EXERCISE DETAILS | Where the word "controls" occurs in a line of the listing below, copy that line.
═════ EXERCISE MATERIAL ═════
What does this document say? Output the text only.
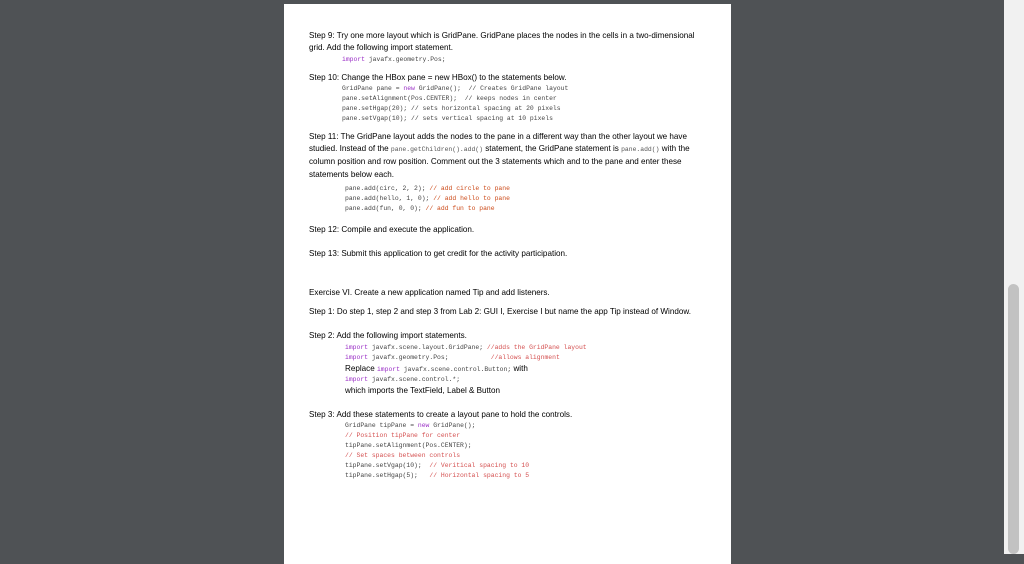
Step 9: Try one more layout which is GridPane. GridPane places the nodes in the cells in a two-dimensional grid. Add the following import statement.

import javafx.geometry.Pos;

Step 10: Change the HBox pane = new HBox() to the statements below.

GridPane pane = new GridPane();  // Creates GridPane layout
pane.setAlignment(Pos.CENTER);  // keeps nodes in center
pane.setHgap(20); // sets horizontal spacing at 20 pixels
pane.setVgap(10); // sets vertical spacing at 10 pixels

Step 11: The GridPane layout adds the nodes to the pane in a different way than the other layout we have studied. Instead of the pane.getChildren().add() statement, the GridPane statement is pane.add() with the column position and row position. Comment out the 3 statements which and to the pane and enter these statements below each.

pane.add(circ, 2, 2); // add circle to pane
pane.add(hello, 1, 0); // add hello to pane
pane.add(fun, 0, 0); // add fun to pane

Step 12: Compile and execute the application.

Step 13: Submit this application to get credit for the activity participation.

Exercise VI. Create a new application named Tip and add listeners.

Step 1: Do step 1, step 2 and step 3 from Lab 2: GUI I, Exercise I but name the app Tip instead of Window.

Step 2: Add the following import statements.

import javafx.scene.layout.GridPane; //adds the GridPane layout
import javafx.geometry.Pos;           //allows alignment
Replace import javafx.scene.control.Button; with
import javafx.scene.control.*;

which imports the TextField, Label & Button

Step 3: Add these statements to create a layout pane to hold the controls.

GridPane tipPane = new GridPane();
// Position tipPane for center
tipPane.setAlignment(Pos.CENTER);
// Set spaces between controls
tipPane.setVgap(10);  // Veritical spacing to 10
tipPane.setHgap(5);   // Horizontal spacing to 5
═════
ANSWER TO THE EXERCISE |
Step 3: Add these statements to create a layout pane to hold the controls.
// Set spaces between controls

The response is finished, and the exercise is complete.